How many lines in the records below contain the word "Kristian"? Give only the number.
::::
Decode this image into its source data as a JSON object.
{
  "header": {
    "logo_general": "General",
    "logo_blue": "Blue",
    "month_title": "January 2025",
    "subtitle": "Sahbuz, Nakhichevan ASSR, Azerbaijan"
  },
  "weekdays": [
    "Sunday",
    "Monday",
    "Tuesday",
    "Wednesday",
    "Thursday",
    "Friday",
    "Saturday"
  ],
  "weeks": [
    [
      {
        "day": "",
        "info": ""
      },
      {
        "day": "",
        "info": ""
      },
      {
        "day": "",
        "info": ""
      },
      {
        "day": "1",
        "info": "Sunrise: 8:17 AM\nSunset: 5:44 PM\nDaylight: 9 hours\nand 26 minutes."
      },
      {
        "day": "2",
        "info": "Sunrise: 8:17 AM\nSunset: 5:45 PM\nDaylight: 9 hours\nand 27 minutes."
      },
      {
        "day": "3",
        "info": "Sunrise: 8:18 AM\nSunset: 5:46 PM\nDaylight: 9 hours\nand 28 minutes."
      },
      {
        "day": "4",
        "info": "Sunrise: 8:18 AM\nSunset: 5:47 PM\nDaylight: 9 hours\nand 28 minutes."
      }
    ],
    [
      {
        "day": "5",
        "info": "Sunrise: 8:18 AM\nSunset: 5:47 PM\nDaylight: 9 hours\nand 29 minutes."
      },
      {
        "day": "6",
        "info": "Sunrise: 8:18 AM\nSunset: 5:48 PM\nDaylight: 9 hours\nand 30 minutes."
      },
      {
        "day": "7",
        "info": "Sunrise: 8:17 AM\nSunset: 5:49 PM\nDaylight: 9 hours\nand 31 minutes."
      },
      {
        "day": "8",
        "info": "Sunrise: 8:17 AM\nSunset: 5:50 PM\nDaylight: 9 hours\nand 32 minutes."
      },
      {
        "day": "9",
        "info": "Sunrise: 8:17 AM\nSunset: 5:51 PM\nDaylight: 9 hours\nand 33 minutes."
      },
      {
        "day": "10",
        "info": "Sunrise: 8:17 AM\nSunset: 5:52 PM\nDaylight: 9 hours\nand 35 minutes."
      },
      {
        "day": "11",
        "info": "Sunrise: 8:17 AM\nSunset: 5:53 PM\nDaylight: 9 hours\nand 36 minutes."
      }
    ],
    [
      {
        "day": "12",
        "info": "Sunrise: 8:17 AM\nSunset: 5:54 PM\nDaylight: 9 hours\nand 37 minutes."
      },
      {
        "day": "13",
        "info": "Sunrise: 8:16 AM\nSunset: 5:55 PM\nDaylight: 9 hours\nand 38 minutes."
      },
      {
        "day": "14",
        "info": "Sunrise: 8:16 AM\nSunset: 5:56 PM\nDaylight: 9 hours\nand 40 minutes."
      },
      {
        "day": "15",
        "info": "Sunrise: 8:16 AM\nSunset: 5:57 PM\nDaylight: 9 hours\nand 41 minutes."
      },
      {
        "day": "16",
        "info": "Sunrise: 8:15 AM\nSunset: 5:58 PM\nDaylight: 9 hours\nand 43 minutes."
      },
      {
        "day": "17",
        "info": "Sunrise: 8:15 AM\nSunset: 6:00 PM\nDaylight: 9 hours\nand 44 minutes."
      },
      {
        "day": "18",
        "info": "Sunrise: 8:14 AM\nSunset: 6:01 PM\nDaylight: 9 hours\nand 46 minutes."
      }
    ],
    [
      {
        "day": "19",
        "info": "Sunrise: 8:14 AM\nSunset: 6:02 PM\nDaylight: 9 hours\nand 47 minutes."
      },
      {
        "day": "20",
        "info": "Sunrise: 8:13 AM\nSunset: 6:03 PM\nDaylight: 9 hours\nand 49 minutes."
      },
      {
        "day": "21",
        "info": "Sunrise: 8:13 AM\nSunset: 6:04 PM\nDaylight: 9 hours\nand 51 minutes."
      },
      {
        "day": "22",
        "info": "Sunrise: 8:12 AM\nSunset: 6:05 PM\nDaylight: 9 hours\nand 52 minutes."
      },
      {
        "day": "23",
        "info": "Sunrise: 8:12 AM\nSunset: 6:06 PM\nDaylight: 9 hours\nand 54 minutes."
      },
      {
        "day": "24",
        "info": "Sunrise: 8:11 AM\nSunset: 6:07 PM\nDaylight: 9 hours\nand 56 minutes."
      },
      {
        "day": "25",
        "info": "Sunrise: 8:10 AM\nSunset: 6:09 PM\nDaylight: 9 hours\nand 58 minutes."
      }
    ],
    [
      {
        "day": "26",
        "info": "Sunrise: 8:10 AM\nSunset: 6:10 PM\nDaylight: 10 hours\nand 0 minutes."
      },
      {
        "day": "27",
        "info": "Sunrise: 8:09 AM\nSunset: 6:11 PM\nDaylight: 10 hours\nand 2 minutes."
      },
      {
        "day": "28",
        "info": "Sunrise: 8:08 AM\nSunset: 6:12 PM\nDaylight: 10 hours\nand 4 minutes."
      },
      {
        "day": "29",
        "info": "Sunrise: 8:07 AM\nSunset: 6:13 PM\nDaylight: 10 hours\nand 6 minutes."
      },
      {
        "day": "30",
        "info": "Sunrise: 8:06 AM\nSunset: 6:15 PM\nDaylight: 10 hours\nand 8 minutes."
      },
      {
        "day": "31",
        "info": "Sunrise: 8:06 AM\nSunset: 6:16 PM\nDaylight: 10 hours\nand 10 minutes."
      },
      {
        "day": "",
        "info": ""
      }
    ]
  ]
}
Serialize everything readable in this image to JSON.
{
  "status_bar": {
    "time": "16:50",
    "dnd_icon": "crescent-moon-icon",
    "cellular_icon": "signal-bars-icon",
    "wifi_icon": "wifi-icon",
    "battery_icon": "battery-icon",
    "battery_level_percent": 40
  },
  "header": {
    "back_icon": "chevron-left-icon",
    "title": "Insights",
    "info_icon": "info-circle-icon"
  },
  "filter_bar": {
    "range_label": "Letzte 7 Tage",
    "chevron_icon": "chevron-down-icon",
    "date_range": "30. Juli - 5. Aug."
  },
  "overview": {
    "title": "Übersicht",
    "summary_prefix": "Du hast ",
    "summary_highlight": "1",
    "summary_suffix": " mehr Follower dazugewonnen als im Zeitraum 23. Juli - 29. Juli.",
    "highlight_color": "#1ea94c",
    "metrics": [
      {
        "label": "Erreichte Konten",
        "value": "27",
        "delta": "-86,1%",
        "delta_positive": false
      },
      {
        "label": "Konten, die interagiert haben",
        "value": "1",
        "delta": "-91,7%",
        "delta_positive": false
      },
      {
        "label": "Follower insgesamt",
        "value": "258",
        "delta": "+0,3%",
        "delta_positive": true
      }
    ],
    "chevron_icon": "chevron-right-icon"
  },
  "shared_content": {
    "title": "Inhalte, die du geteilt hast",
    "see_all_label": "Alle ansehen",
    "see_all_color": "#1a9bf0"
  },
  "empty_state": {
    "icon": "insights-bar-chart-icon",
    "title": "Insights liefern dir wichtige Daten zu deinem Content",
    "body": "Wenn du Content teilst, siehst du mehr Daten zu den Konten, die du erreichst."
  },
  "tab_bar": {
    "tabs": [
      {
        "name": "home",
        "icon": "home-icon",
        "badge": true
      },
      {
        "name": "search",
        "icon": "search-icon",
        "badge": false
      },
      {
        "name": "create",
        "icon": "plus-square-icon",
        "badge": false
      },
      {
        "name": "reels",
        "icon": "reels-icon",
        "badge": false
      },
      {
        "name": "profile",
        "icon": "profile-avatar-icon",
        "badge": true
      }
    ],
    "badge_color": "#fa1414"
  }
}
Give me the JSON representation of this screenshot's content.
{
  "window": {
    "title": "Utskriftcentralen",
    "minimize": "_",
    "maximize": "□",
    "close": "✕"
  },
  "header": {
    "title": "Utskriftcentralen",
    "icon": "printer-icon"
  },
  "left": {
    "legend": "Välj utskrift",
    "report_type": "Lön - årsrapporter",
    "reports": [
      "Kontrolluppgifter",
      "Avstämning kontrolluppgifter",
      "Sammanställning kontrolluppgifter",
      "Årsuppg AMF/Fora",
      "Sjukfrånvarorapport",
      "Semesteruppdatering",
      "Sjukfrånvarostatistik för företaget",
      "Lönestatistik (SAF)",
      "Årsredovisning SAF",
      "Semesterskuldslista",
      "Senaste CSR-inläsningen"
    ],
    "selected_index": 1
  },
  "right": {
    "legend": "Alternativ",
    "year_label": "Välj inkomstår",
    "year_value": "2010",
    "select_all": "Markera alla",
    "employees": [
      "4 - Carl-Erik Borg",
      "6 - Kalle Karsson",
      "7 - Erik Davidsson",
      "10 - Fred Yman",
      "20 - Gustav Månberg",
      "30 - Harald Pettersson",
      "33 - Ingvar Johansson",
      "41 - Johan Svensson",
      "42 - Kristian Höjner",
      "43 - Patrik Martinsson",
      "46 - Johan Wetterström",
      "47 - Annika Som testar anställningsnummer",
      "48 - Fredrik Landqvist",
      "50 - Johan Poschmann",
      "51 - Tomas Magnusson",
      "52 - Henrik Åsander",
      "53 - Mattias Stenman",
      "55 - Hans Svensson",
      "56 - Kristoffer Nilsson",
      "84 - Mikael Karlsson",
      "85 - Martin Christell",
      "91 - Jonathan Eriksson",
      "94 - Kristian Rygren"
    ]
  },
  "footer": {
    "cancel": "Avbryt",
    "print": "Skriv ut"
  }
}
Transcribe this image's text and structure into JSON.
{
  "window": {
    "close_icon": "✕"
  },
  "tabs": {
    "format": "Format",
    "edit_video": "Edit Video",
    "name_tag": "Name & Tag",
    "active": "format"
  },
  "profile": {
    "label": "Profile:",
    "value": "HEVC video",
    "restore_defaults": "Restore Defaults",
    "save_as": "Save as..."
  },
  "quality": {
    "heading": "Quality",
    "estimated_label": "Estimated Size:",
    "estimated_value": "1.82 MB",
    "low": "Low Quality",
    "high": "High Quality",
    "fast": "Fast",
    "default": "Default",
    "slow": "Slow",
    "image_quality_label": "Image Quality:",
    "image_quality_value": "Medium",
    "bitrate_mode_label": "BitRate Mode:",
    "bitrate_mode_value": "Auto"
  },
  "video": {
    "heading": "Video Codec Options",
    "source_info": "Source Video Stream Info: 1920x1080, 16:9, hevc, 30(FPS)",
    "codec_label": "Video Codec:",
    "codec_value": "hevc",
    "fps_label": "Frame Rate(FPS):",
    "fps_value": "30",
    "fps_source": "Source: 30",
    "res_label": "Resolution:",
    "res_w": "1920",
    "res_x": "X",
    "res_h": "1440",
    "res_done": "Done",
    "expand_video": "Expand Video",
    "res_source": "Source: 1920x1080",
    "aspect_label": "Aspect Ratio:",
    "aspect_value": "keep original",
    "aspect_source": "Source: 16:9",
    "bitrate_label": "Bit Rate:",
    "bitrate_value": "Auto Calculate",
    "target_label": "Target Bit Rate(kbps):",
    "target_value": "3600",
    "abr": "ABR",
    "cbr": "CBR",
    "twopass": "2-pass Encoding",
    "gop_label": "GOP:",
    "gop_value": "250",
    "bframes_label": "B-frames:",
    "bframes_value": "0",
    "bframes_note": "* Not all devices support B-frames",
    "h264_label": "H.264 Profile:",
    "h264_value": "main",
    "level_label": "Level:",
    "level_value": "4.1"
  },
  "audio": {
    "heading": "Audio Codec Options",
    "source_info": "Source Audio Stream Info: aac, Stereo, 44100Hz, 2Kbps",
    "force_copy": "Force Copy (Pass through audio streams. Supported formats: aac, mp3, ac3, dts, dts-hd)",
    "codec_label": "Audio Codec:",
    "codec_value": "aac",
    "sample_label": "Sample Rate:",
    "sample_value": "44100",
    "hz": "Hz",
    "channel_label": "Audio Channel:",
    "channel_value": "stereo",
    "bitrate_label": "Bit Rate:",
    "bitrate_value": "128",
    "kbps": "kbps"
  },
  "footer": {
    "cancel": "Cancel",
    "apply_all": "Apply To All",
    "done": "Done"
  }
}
::::
■ Exercise answer: 2